RECORDS PROVIDED>

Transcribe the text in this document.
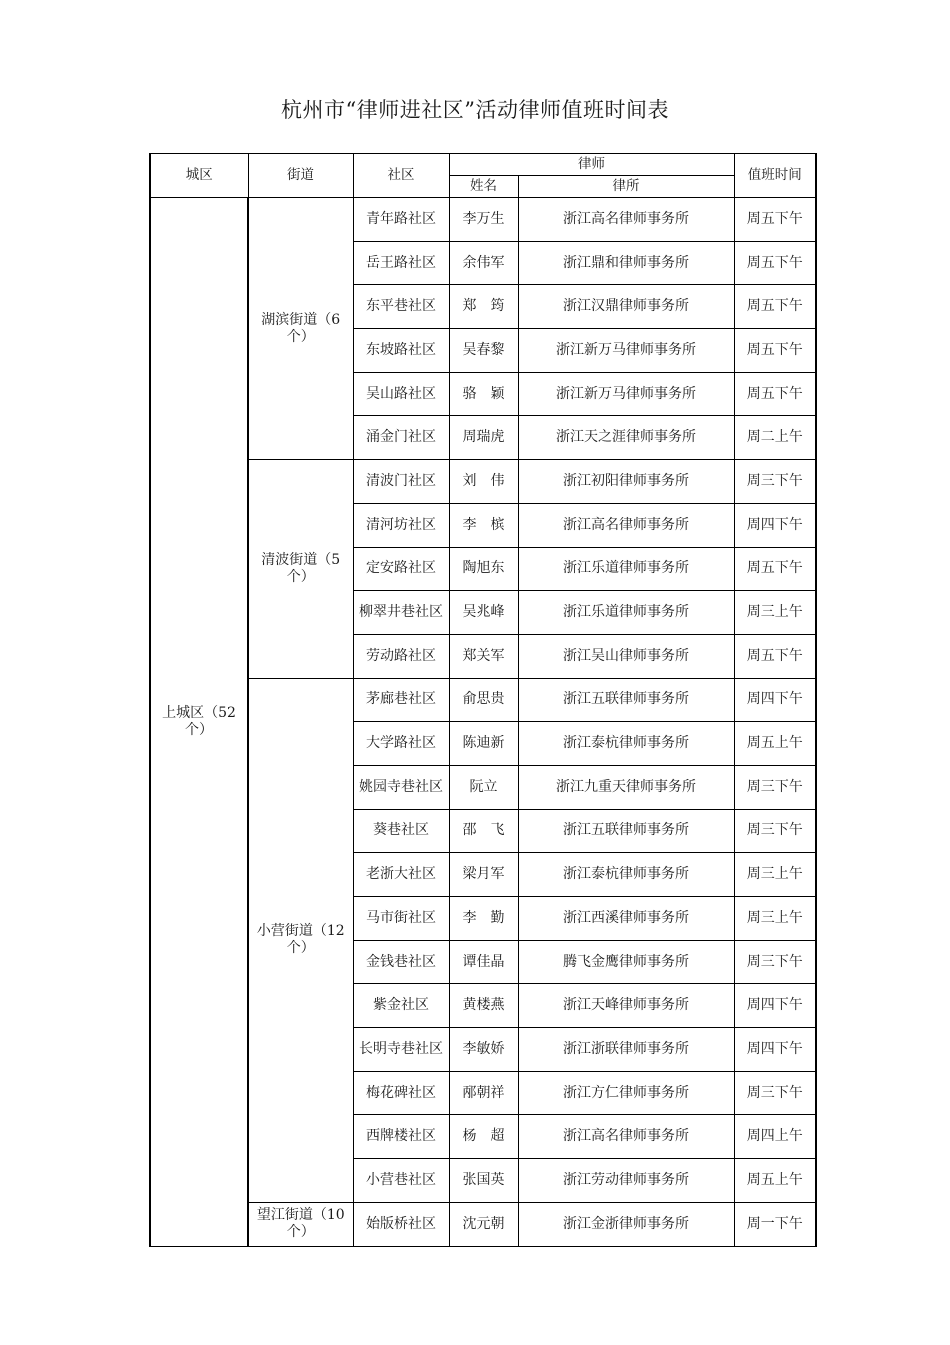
杭州市“律师进社区”活动律师值班时间表
城区	街道	社区	律师		值班时间
			姓名	律所	
上城区（52个）	湖滨街道（6个）	青年路社区	李万生	浙江高名律师事务所	周五下午
		岳王路社区	余伟军	浙江鼎和律师事务所	周五下午
		东平巷社区	郑　筠	浙江汉鼎律师事务所	周五下午
		东坡路社区	吴春黎	浙江新万马律师事务所	周五下午
		吴山路社区	骆　颖	浙江新万马律师事务所	周五下午
		涌金门社区	周瑞虎	浙江天之涯律师事务所	周二上午
	清波街道（5个）	清波门社区	刘　伟	浙江初阳律师事务所	周三下午
		清河坊社区	李　槟	浙江高名律师事务所	周四下午
		定安路社区	陶旭东	浙江乐道律师事务所	周五下午
		柳翠井巷社区	吴兆峰	浙江乐道律师事务所	周三上午
		劳动路社区	郑关军	浙江吴山律师事务所	周五下午
	小营街道（12个）	茅廊巷社区	俞思贵	浙江五联律师事务所	周四下午
		大学路社区	陈迪新	浙江泰杭律师事务所	周五上午
		姚园寺巷社区	阮立	浙江九重天律师事务所	周三下午
		葵巷社区	邵　飞	浙江五联律师事务所	周三下午
		老浙大社区	梁月军	浙江泰杭律师事务所	周三上午
		马市街社区	李　勤	浙江西溪律师事务所	周三上午
		金钱巷社区	谭佳晶	腾飞金鹰律师事务所	周三下午
		紫金社区	黄楼燕	浙江天峰律师事务所	周四下午
		长明寺巷社区	李敏娇	浙江浙联律师事务所	周四下午
		梅花碑社区	邴朝祥	浙江方仁律师事务所	周三下午
		西牌楼社区	杨　超	浙江高名律师事务所	周四上午
		小营巷社区	张国英	浙江劳动律师事务所	周五上午
	望江街道（10个）	始版桥社区	沈元朝	浙江金浙律师事务所	周一下午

THE TASK> Pictures are to be left out; the records above must be repeated word for word.

WORKED ANSWER>
Transcribe the text in this document.
杭州市“律师进社区”活动律师值班时间表
城区	街道	社区	律师		值班时间
			姓名	律所	
上城区（52个）	湖滨街道（6个）	青年路社区	李万生	浙江高名律师事务所	周五下午
		岳王路社区	余伟军	浙江鼎和律师事务所	周五下午
		东平巷社区	郑　筠	浙江汉鼎律师事务所	周五下午
		东坡路社区	吴春黎	浙江新万马律师事务所	周五下午
		吴山路社区	骆　颖	浙江新万马律师事务所	周五下午
		涌金门社区	周瑞虎	浙江天之涯律师事务所	周二上午
	清波街道（5个）	清波门社区	刘　伟	浙江初阳律师事务所	周三下午
		清河坊社区	李　槟	浙江高名律师事务所	周四下午
		定安路社区	陶旭东	浙江乐道律师事务所	周五下午
		柳翠井巷社区	吴兆峰	浙江乐道律师事务所	周三上午
		劳动路社区	郑关军	浙江吴山律师事务所	周五下午
	小营街道（12个）	茅廊巷社区	俞思贵	浙江五联律师事务所	周四下午
		大学路社区	陈迪新	浙江泰杭律师事务所	周五上午
		姚园寺巷社区	阮立	浙江九重天律师事务所	周三下午
		葵巷社区	邵　飞	浙江五联律师事务所	周三下午
		老浙大社区	梁月军	浙江泰杭律师事务所	周三上午
		马市街社区	李　勤	浙江西溪律师事务所	周三上午
		金钱巷社区	谭佳晶	腾飞金鹰律师事务所	周三下午
		紫金社区	黄楼燕	浙江天峰律师事务所	周四下午
		长明寺巷社区	李敏娇	浙江浙联律师事务所	周四下午
		梅花碑社区	邴朝祥	浙江方仁律师事务所	周三下午
		西牌楼社区	杨　超	浙江高名律师事务所	周四上午
		小营巷社区	张国英	浙江劳动律师事务所	周五上午
	望江街道（10个）	始版桥社区	沈元朝	浙江金浙律师事务所	周一下午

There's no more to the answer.